* Begin Page excerpt *

After the evil opening steps thinks looked on the up. The Arabesques and Attitude steps were easy to remember, and I enjoyed the Developpé?? Tombé Entrechat repeats in the middle and the Grand Jeté en Tournants later on. I much prefer bigger jumps rather than fancy bits of footwork like the evil beginning.
Looking back, I can remember the routine very well, and even later that day on the way home going over it in my head, those evil steps from the beginning suddenly clicked and I could probably do them right now if you asked me to. At the time I think my brain felt a little overwhelmed with the amount of remembering it had to pull out at the time. And of course by this point I was dying of thirst..
I was partnered with the lovely Claudia to perform our duet. By the time it came for our turn I had completely forgotten all knowledge of those beginning steps and had to be shown again by Isabel. Inside I was thinking that she must think ‘wow, she’s a bit rubbish at ballet’ but both Isabel and Karis were so encouraging throughout the whole afternoon. They were wonderful teachers, so enthusiastic and supportive and did amazingly well to get me to pick up as much as I managed to in such a short space of time.

* End Page excerpt *

**What to work on**
(A) Using the ballet workshop account, decide whether each statement agrees with it: (i) the writer prefers bigger jumps to fancy footwork; (ii) the writer was partnered with Isabel for the duet; (iii) the beginning steps clicked for the writer on the way home. For each, answer yes or no and quote the words that decide it.
(B) Rewrite the rows from the start through the line with "terrain-notes-label: Noteringar (beskrivning", changing "depth-tick-label" to "depth-label" and leaving everything else as it is.

* Begin Given data *

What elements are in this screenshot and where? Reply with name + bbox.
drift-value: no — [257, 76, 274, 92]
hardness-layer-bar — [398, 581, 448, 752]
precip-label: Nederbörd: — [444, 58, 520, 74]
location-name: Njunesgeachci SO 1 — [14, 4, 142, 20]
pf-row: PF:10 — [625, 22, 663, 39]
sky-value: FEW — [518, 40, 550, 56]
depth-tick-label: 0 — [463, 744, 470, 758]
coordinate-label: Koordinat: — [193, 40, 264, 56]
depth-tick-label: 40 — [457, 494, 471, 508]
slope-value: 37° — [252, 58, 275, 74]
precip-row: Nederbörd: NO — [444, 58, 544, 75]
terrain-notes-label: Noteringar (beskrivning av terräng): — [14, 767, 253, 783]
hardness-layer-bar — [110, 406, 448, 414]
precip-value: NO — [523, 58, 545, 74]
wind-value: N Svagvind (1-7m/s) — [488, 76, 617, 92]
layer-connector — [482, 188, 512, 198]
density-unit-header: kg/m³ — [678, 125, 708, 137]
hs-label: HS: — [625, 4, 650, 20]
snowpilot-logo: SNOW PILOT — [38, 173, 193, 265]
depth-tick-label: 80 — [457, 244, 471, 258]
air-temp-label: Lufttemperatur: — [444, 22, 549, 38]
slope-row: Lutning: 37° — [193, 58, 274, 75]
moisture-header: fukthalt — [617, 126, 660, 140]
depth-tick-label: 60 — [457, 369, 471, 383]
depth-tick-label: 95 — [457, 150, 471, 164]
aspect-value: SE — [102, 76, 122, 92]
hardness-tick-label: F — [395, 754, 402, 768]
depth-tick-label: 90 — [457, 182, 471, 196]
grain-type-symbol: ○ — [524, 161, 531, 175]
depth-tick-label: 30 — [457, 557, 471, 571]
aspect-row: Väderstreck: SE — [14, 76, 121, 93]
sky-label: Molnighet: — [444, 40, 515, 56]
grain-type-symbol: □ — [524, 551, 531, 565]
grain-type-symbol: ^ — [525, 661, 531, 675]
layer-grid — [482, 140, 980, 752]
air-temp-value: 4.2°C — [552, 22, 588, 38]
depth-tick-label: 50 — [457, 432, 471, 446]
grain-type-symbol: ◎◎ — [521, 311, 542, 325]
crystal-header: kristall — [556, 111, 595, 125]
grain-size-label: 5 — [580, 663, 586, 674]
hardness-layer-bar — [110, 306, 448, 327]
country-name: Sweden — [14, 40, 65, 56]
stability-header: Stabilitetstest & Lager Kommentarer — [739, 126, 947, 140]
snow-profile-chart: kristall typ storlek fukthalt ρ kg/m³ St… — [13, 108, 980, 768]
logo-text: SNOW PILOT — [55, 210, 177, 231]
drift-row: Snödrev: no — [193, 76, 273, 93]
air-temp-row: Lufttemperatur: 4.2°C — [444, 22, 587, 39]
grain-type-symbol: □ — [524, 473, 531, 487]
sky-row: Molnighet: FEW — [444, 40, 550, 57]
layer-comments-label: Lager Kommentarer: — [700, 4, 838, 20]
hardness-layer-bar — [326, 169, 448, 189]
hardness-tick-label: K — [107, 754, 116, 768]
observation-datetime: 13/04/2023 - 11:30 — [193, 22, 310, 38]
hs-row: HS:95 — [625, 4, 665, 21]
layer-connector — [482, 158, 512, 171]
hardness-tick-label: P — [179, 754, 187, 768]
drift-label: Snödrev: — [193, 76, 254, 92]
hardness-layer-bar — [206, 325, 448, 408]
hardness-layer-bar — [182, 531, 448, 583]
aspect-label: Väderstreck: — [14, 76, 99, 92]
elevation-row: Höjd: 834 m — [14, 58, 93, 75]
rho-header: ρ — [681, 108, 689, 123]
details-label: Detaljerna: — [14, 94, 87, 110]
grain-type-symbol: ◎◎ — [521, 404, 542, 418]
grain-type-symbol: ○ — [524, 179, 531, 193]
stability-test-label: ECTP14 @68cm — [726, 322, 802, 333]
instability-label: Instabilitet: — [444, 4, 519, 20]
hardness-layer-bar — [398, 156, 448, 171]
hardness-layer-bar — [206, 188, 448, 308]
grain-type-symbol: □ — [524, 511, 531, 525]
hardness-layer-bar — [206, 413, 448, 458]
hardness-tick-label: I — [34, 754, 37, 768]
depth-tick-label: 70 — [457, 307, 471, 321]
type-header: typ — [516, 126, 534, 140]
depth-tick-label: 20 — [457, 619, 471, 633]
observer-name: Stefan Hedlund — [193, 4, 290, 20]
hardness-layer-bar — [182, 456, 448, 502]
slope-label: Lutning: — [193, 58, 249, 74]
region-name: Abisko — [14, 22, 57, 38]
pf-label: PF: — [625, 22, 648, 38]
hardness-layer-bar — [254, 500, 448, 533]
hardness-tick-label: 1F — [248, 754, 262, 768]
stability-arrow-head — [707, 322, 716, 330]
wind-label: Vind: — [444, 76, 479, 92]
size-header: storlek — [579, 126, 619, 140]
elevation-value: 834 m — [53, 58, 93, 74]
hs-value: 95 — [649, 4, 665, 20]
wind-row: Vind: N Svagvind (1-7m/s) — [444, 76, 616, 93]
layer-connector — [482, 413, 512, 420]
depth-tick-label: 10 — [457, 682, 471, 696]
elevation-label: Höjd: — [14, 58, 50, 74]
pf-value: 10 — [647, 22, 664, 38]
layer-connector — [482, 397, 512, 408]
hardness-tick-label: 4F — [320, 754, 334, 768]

* End Given data *

**Outputs by task**
(A)
(i) Yes: "I much prefer bigger jumps rather than fancy bits of footwork like the evil beginning."
(ii) No: "I was partnered with the lovely Claudia to perform our duet."
(iii) Yes: "those evil steps from the beginning suddenly clicked"

(B)
What elements are in this screenshot and where? Reply with name + bbox.
drift-value: no — [257, 76, 274, 92]
hardness-layer-bar — [398, 581, 448, 752]
precip-label: Nederbörd: — [444, 58, 520, 74]
location-name: Njunesgeachci SO 1 — [14, 4, 142, 20]
pf-row: PF:10 — [625, 22, 663, 39]
sky-value: FEW — [518, 40, 550, 56]
depth-label: 0 — [463, 744, 470, 758]
coordinate-label: Koordinat: — [193, 40, 264, 56]
depth-label: 40 — [457, 494, 471, 508]
slope-value: 37° — [252, 58, 275, 74]
precip-row: Nederbörd: NO — [444, 58, 544, 75]
terrain-notes-label: Noteringar (beskrivning av terräng): — [14, 767, 253, 783]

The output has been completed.